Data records
▬▬▬▬▬▬
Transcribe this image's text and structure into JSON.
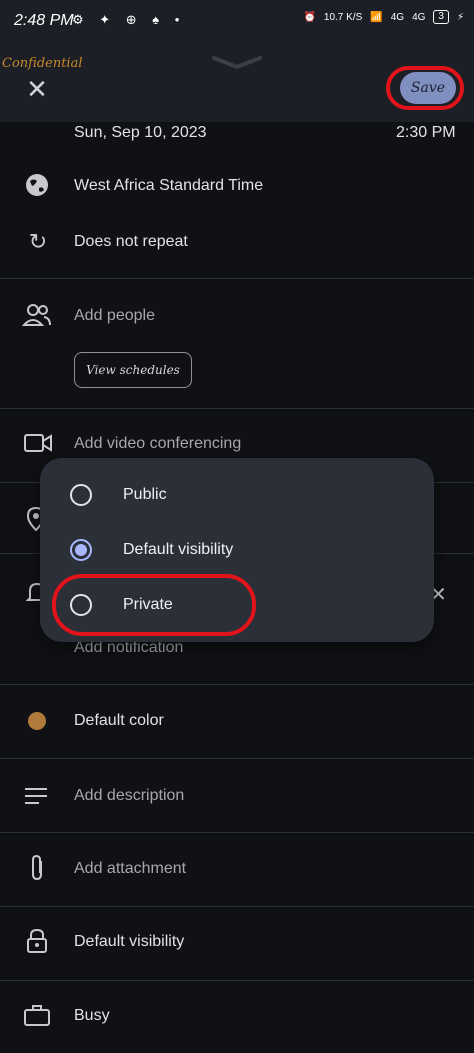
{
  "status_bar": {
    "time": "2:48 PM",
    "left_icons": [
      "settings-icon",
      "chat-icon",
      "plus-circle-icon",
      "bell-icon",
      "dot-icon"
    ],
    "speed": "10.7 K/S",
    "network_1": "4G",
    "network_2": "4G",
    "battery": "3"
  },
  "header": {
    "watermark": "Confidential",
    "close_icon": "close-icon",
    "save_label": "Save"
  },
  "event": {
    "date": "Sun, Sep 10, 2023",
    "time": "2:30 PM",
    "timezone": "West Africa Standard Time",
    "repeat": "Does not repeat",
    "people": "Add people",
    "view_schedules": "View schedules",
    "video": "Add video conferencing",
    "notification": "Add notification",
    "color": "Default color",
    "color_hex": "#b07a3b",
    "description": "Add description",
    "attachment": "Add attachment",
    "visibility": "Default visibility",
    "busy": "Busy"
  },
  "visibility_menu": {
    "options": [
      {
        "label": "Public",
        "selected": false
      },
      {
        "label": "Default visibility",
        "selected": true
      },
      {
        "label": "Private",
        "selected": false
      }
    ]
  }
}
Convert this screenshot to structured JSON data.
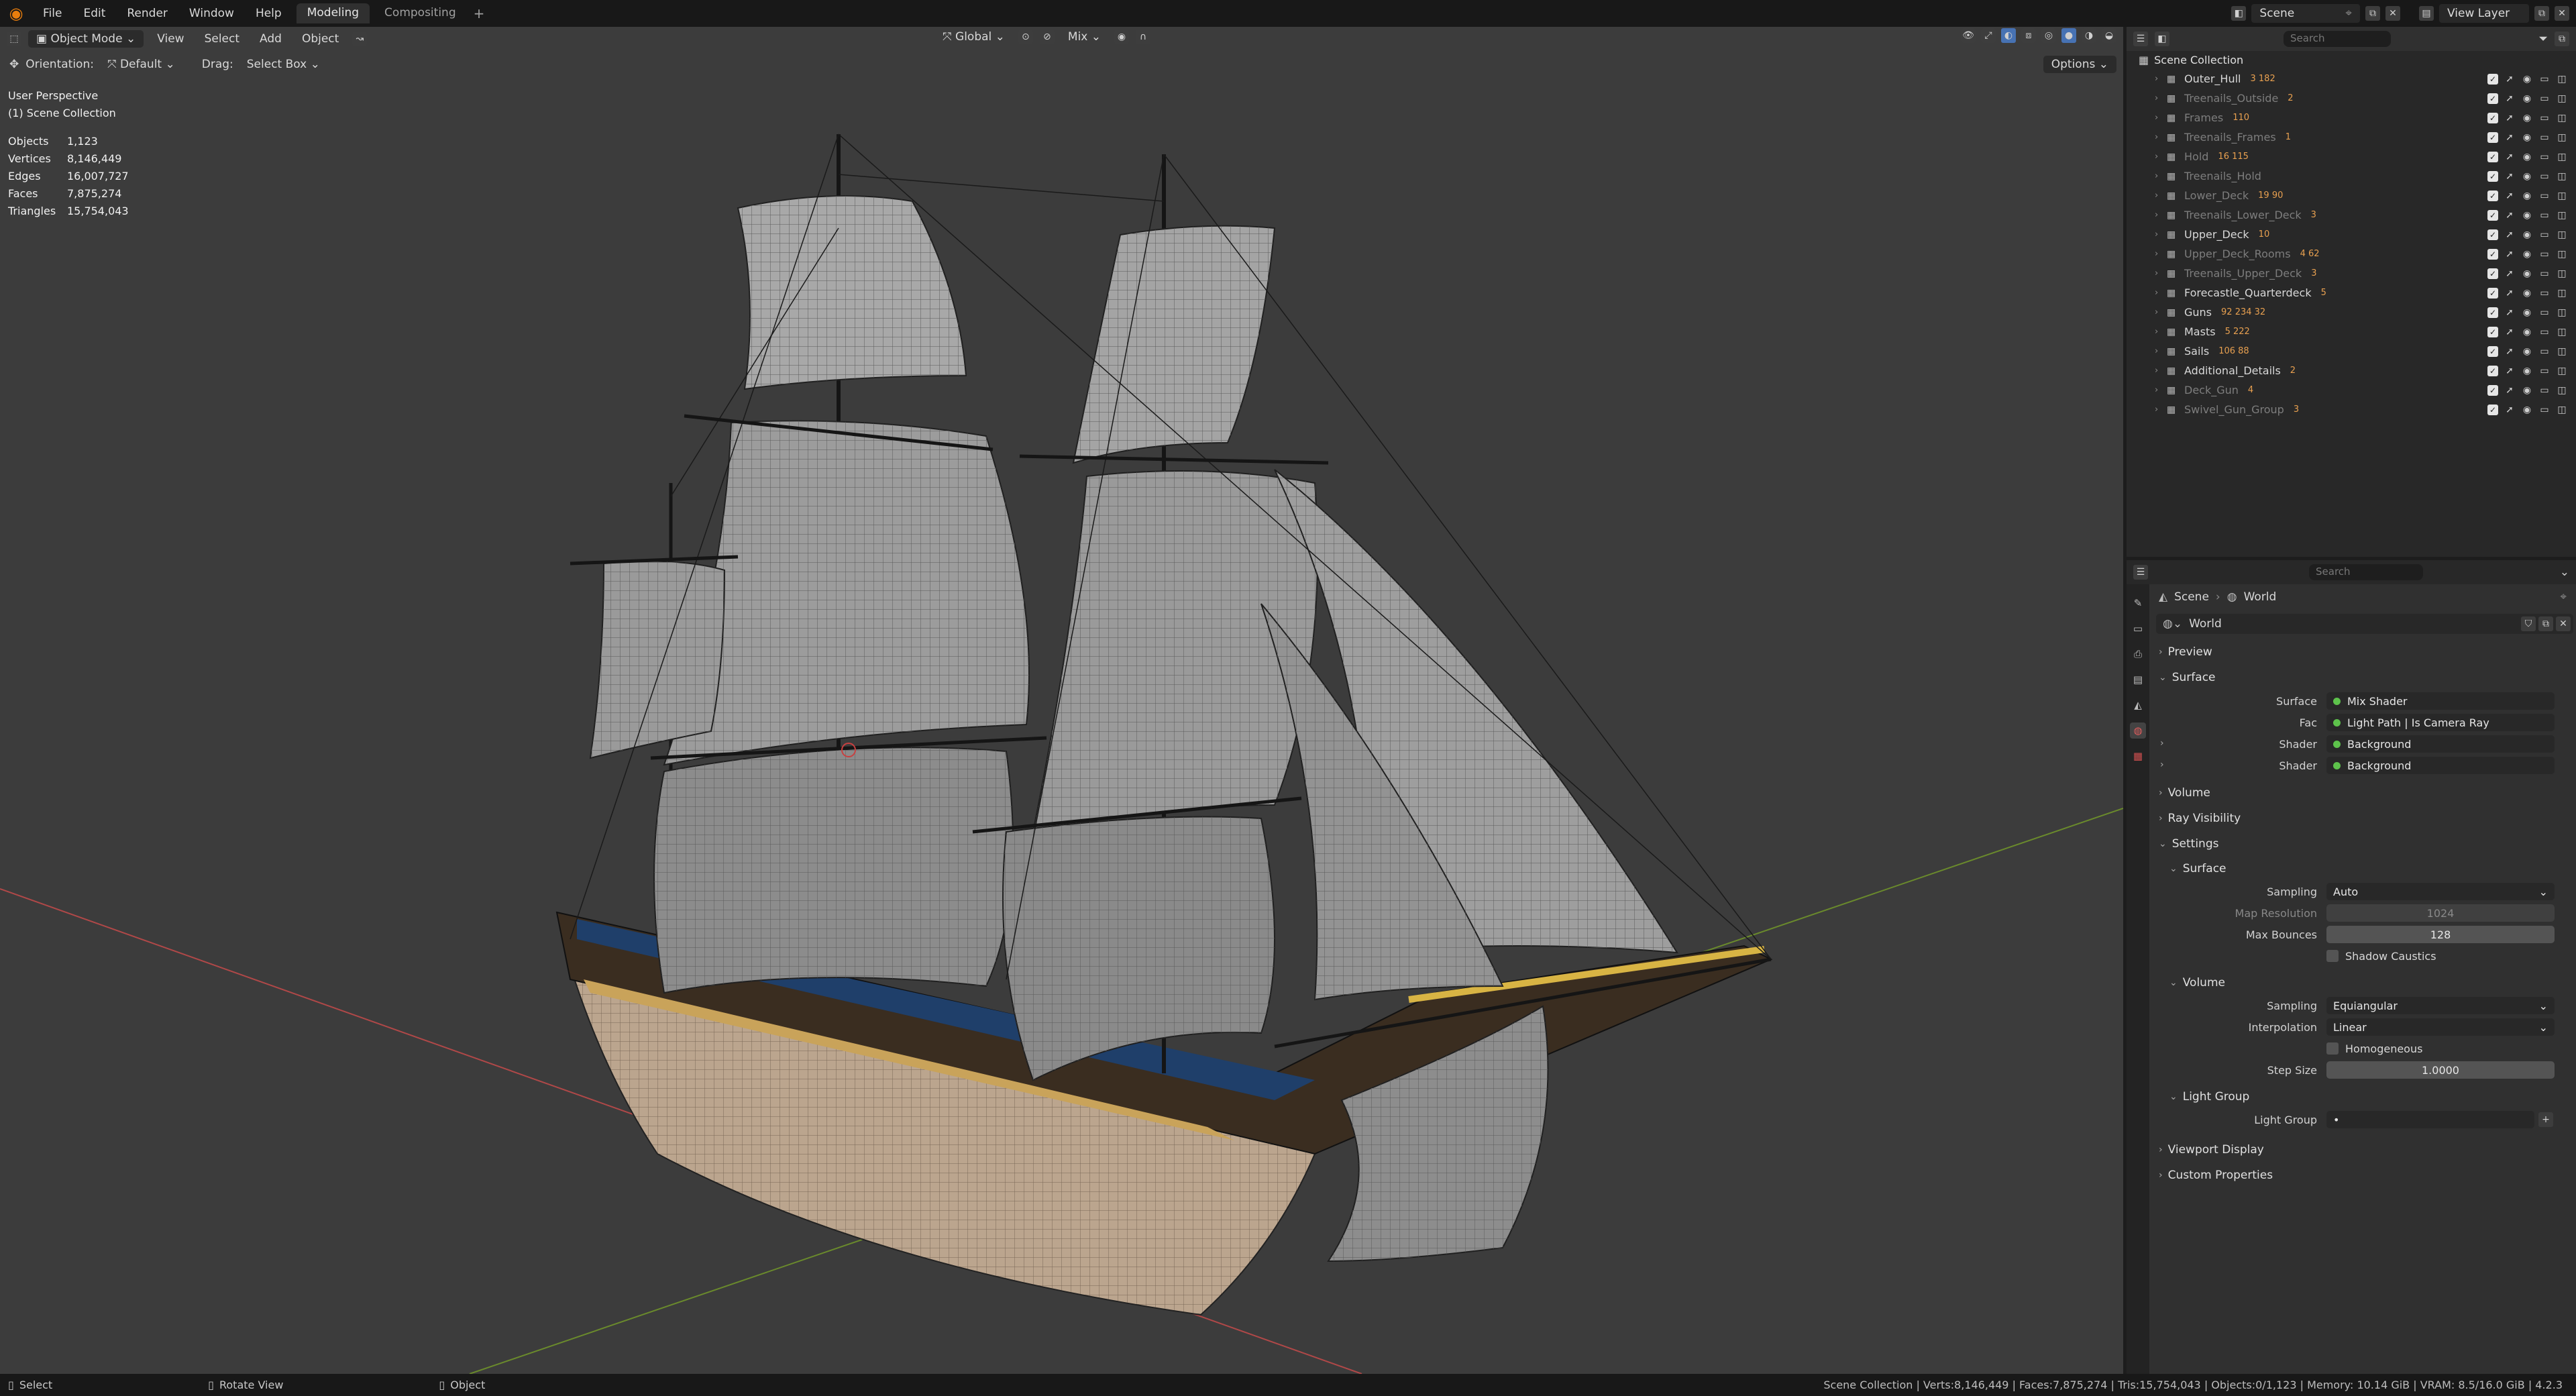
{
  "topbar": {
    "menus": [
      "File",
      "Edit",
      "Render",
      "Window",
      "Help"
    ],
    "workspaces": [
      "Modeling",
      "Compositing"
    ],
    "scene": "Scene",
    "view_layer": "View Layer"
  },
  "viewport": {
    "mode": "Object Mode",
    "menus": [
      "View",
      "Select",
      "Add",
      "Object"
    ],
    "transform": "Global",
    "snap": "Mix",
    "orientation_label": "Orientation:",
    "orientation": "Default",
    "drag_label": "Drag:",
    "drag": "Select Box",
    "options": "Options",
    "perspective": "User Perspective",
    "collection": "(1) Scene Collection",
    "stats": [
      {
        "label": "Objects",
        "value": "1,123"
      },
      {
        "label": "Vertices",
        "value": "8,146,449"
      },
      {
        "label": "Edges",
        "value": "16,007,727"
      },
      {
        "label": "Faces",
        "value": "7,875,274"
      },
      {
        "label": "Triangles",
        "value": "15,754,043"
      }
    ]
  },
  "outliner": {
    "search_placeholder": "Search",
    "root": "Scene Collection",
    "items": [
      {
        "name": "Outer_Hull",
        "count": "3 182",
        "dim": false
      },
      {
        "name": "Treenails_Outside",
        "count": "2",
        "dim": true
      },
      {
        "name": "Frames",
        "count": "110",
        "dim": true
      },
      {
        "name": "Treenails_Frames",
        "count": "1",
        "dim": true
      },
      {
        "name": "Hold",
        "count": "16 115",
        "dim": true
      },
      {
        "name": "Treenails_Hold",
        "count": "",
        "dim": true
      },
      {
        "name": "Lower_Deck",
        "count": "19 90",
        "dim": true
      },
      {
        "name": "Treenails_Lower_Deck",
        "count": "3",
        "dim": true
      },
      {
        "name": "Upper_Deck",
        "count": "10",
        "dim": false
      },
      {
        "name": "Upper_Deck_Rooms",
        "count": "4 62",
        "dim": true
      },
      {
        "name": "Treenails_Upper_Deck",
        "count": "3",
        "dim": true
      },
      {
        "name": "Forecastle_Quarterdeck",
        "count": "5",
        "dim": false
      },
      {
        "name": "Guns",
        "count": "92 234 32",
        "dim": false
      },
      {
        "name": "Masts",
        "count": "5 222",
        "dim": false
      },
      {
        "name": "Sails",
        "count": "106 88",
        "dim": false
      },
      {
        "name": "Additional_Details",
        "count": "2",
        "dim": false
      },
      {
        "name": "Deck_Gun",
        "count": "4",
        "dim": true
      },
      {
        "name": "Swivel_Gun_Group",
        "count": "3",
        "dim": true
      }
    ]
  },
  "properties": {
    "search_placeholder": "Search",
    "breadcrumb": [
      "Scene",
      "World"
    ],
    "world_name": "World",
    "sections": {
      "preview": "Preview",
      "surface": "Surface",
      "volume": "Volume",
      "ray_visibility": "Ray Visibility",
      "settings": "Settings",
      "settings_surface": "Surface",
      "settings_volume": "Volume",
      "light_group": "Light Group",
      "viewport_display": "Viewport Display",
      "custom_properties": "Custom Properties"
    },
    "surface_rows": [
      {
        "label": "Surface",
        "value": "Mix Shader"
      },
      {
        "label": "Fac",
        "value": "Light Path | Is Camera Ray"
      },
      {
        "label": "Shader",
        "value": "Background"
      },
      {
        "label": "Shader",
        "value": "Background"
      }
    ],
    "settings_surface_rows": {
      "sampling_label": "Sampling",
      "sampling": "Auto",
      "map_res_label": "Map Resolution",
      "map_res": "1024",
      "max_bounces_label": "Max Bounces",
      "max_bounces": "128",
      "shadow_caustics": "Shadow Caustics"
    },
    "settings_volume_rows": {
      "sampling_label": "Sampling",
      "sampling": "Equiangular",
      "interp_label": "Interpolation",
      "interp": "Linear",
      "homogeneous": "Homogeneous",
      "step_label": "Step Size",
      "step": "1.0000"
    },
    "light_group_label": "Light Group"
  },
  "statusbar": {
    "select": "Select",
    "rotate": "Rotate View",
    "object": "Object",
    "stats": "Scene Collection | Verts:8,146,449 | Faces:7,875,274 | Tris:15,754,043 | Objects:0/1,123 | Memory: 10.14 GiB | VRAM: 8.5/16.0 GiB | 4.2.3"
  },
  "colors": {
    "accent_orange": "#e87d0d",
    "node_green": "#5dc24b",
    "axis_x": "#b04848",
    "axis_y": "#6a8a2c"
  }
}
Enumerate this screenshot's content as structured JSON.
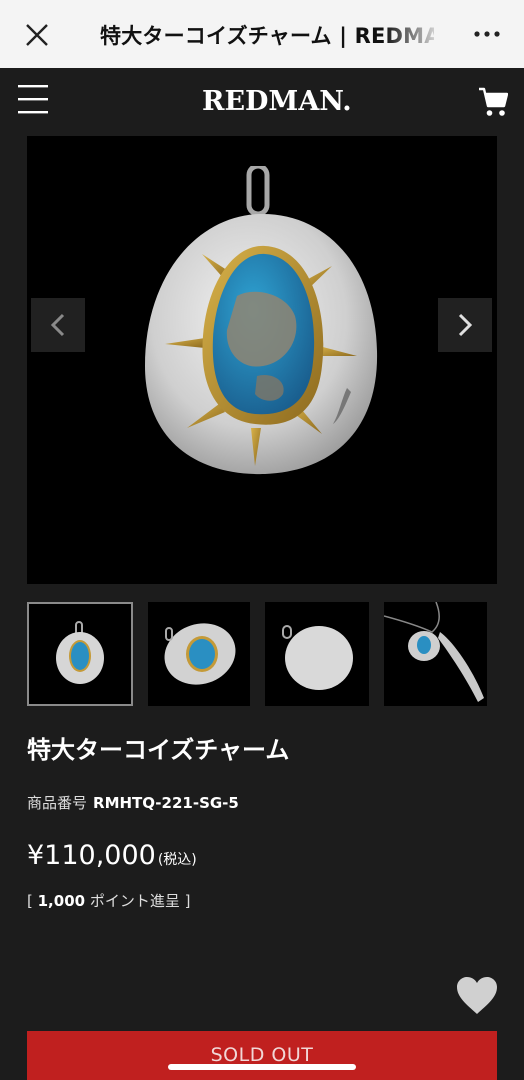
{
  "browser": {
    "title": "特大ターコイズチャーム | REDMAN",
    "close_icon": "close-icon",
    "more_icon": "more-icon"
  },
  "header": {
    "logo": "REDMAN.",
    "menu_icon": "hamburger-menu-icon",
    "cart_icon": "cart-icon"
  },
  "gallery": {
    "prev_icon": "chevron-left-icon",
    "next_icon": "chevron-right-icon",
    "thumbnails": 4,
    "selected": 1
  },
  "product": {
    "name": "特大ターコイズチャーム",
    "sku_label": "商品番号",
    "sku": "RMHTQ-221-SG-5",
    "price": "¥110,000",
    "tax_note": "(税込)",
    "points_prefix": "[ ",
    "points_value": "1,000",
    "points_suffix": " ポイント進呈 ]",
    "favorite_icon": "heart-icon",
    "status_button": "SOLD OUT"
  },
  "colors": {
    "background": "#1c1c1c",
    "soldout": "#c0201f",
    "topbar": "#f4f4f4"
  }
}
▬▬▬▬▬▬
> Your objective: Restate each of the entries above word for word and skip every image.

> Task answer:
Transcribe this image's text and structure into JSON.
{
  "status_bar": {
    "time": "2:48 PM",
    "left_icons": [
      "settings-icon",
      "chat-icon",
      "plus-circle-icon",
      "bell-icon",
      "dot-icon"
    ],
    "speed": "10.7 K/S",
    "network_1": "4G",
    "network_2": "4G",
    "battery": "3"
  },
  "header": {
    "watermark": "Confidential",
    "close_icon": "close-icon",
    "save_label": "Save"
  },
  "event": {
    "date": "Sun, Sep 10, 2023",
    "time": "2:30 PM",
    "timezone": "West Africa Standard Time",
    "repeat": "Does not repeat",
    "people": "Add people",
    "view_schedules": "View schedules",
    "video": "Add video conferencing",
    "notification": "Add notification",
    "color": "Default color",
    "color_hex": "#b07a3b",
    "description": "Add description",
    "attachment": "Add attachment",
    "visibility": "Default visibility",
    "busy": "Busy"
  },
  "visibility_menu": {
    "options": [
      {
        "label": "Public",
        "selected": false
      },
      {
        "label": "Default visibility",
        "selected": true
      },
      {
        "label": "Private",
        "selected": false
      }
    ]
  }
}
Convert this screenshot to structured JSON data.
{
  "topbar": {
    "menus": [
      "File",
      "Edit",
      "Render",
      "Window",
      "Help"
    ],
    "workspaces": [
      "Modeling",
      "Compositing"
    ],
    "scene": "Scene",
    "view_layer": "View Layer"
  },
  "viewport": {
    "mode": "Object Mode",
    "menus": [
      "View",
      "Select",
      "Add",
      "Object"
    ],
    "transform": "Global",
    "snap": "Mix",
    "orientation_label": "Orientation:",
    "orientation": "Default",
    "drag_label": "Drag:",
    "drag": "Select Box",
    "options": "Options",
    "perspective": "User Perspective",
    "collection": "(1) Scene Collection",
    "stats": [
      {
        "label": "Objects",
        "value": "1,123"
      },
      {
        "label": "Vertices",
        "value": "8,146,449"
      },
      {
        "label": "Edges",
        "value": "16,007,727"
      },
      {
        "label": "Faces",
        "value": "7,875,274"
      },
      {
        "label": "Triangles",
        "value": "15,754,043"
      }
    ]
  },
  "outliner": {
    "search_placeholder": "Search",
    "root": "Scene Collection",
    "items": [
      {
        "name": "Outer_Hull",
        "count": "3 182",
        "dim": false
      },
      {
        "name": "Treenails_Outside",
        "count": "2",
        "dim": true
      },
      {
        "name": "Frames",
        "count": "110",
        "dim": true
      },
      {
        "name": "Treenails_Frames",
        "count": "1",
        "dim": true
      },
      {
        "name": "Hold",
        "count": "16 115",
        "dim": true
      },
      {
        "name": "Treenails_Hold",
        "count": "",
        "dim": true
      },
      {
        "name": "Lower_Deck",
        "count": "19 90",
        "dim": true
      },
      {
        "name": "Treenails_Lower_Deck",
        "count": "3",
        "dim": true
      },
      {
        "name": "Upper_Deck",
        "count": "10",
        "dim": false
      },
      {
        "name": "Upper_Deck_Rooms",
        "count": "4 62",
        "dim": true
      },
      {
        "name": "Treenails_Upper_Deck",
        "count": "3",
        "dim": true
      },
      {
        "name": "Forecastle_Quarterdeck",
        "count": "5",
        "dim": false
      },
      {
        "name": "Guns",
        "count": "92 234 32",
        "dim": false
      },
      {
        "name": "Masts",
        "count": "5 222",
        "dim": false
      },
      {
        "name": "Sails",
        "count": "106 88",
        "dim": false
      },
      {
        "name": "Additional_Details",
        "count": "2",
        "dim": false
      },
      {
        "name": "Deck_Gun",
        "count": "4",
        "dim": true
      },
      {
        "name": "Swivel_Gun_Group",
        "count": "3",
        "dim": true
      }
    ]
  },
  "properties": {
    "search_placeholder": "Search",
    "breadcrumb": [
      "Scene",
      "World"
    ],
    "world_name": "World",
    "sections": {
      "preview": "Preview",
      "surface": "Surface",
      "volume": "Volume",
      "ray_visibility": "Ray Visibility",
      "settings": "Settings",
      "settings_surface": "Surface",
      "settings_volume": "Volume",
      "light_group": "Light Group",
      "viewport_display": "Viewport Display",
      "custom_properties": "Custom Properties"
    },
    "surface_rows": [
      {
        "label": "Surface",
        "value": "Mix Shader"
      },
      {
        "label": "Fac",
        "value": "Light Path | Is Camera Ray"
      },
      {
        "label": "Shader",
        "value": "Background"
      },
      {
        "label": "Shader",
        "value": "Background"
      }
    ],
    "settings_surface_rows": {
      "sampling_label": "Sampling",
      "sampling": "Auto",
      "map_res_label": "Map Resolution",
      "map_res": "1024",
      "max_bounces_label": "Max Bounces",
      "max_bounces": "128",
      "shadow_caustics": "Shadow Caustics"
    },
    "settings_volume_rows": {
      "sampling_label": "Sampling",
      "sampling": "Equiangular",
      "interp_label": "Interpolation",
      "interp": "Linear",
      "homogeneous": "Homogeneous",
      "step_label": "Step Size",
      "step": "1.0000"
    },
    "light_group_label": "Light Group"
  },
  "statusbar": {
    "select": "Select",
    "rotate": "Rotate View",
    "object": "Object",
    "stats": "Scene Collection | Verts:8,146,449 | Faces:7,875,274 | Tris:15,754,043 | Objects:0/1,123 | Memory: 10.14 GiB | VRAM: 8.5/16.0 GiB | 4.2.3"
  },
  "colors": {
    "accent_orange": "#e87d0d",
    "node_green": "#5dc24b",
    "axis_x": "#b04848",
    "axis_y": "#6a8a2c"
  }
}
Enumerate this screenshot's content as structured JSON.
{
  "browser": {
    "title": "特大ターコイズチャーム | REDMAN",
    "close_icon": "close-icon",
    "more_icon": "more-icon"
  },
  "header": {
    "logo": "REDMAN.",
    "menu_icon": "hamburger-menu-icon",
    "cart_icon": "cart-icon"
  },
  "gallery": {
    "prev_icon": "chevron-left-icon",
    "next_icon": "chevron-right-icon",
    "thumbnails": 4,
    "selected": 1
  },
  "product": {
    "name": "特大ターコイズチャーム",
    "sku_label": "商品番号",
    "sku": "RMHTQ-221-SG-5",
    "price": "¥110,000",
    "tax_note": "(税込)",
    "points_prefix": "[ ",
    "points_value": "1,000",
    "points_suffix": " ポイント進呈 ]",
    "favorite_icon": "heart-icon",
    "status_button": "SOLD OUT"
  },
  "colors": {
    "background": "#1c1c1c",
    "soldout": "#c0201f",
    "topbar": "#f4f4f4"
  }
}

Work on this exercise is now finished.